═════ MATERIAL FOR THIS EXERCISE

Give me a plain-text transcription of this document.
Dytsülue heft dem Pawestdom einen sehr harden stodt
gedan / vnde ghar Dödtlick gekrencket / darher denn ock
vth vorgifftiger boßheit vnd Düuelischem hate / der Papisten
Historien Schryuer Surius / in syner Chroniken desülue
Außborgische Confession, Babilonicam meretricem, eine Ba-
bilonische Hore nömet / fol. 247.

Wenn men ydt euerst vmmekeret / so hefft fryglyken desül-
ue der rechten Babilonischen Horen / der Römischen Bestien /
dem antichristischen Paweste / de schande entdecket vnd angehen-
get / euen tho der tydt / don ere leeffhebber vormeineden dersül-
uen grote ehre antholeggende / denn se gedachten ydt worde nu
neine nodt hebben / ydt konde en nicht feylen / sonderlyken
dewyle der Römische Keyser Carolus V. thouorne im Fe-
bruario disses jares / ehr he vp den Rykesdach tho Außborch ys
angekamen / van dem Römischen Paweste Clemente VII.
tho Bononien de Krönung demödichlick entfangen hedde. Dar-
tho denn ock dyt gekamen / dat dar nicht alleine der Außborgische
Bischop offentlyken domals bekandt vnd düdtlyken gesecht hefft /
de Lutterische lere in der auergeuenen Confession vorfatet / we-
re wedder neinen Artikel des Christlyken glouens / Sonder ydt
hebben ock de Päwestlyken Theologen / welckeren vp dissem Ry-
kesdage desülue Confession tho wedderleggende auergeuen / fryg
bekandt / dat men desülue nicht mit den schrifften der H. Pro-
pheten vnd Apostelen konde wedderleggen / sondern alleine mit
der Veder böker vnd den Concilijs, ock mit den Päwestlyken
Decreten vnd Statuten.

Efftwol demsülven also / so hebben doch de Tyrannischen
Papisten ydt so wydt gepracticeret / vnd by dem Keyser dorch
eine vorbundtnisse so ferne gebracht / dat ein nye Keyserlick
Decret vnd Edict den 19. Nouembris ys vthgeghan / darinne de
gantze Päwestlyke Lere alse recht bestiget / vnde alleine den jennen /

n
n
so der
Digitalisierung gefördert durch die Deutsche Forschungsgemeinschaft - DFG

══════════

• AIM OF THE TASK:
Pick out the lines containing the word "hefft" and show them.

• RESULT OF THE EXERCISE:
Wenn men ydt euerst vmmekeret / so hefft fryglyken desül-
Bischop offentlyken domals bekandt vnd düdtlyken gesecht hefft /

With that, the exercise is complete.